Information supplied:
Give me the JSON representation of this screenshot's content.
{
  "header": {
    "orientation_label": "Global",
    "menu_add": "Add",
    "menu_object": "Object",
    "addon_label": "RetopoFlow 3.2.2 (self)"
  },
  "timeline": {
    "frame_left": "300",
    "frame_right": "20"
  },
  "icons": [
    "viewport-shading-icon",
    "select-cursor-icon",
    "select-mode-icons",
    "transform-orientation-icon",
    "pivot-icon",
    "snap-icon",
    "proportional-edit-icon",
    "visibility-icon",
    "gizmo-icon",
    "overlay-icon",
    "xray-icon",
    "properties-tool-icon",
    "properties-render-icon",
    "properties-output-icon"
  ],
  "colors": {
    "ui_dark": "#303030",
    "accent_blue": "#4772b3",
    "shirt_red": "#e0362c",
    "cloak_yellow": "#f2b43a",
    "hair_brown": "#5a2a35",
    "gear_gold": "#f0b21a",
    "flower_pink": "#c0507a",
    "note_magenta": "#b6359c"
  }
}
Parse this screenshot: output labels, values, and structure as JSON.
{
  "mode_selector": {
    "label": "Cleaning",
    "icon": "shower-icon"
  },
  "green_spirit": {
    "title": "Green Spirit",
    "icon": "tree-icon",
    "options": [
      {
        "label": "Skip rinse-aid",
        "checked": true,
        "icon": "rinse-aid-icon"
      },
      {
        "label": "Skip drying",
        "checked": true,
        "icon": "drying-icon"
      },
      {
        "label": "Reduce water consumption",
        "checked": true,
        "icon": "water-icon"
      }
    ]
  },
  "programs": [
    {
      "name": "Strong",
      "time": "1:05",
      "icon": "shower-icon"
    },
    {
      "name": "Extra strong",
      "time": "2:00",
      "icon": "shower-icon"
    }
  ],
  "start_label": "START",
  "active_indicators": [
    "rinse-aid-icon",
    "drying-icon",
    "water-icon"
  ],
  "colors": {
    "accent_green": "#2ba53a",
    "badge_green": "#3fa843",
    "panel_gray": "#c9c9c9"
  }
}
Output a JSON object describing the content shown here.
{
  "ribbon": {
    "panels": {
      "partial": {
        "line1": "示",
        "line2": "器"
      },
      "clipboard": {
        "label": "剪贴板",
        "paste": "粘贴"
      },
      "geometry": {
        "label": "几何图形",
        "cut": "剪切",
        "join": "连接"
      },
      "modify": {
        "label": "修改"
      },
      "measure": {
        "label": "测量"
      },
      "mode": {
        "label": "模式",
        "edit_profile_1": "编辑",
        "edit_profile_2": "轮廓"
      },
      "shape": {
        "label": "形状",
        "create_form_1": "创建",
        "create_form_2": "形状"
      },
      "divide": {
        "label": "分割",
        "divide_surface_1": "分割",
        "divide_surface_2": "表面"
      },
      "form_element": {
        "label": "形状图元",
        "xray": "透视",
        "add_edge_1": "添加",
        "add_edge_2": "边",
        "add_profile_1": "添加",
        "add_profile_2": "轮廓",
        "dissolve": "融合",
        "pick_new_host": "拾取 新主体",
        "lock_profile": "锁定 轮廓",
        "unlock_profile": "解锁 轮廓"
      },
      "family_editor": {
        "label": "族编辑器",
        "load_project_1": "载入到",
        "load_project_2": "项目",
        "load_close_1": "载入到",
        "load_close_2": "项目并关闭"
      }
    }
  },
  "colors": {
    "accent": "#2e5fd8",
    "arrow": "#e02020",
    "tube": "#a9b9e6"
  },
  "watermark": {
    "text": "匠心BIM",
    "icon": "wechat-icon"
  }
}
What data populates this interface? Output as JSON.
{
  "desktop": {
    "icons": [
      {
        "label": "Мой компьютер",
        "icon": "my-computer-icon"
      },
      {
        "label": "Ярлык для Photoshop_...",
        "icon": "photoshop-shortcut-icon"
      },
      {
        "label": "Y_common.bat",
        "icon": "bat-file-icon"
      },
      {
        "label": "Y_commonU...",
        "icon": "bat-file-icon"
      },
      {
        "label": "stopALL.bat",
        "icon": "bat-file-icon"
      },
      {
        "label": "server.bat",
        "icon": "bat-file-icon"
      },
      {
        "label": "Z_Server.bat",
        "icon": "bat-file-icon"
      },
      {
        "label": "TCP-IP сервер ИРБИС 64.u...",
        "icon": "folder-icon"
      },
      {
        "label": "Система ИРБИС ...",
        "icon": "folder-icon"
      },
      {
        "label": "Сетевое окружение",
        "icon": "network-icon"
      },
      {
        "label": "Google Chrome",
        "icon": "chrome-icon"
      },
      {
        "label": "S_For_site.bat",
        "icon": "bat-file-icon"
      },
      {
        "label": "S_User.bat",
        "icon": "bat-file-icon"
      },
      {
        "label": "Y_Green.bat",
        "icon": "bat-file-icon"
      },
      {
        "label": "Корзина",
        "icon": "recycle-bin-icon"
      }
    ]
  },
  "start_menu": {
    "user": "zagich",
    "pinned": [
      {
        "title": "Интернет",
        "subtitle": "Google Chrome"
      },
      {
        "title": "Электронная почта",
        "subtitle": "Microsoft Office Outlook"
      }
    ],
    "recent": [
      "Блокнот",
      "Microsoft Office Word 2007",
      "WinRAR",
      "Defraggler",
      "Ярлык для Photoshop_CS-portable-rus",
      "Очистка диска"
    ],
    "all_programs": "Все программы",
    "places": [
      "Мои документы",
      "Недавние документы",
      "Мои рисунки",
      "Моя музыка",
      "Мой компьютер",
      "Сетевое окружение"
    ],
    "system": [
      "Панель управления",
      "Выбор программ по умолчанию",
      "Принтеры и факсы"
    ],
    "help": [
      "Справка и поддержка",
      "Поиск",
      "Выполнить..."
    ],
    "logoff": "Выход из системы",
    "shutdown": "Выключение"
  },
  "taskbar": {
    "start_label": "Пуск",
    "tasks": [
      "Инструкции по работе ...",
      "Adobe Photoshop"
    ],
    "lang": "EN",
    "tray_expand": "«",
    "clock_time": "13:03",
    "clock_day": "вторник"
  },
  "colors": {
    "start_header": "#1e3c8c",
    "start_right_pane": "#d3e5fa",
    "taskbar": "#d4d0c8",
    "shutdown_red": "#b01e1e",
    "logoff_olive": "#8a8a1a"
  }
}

Exercise instructions: Search the listing above for the string "screenshot". Copy every line that contains it.

Output of the exercise:
Give me the JSON representation of this screenshot's content.
Parse this screenshot: output labels, values, and structure as JSON.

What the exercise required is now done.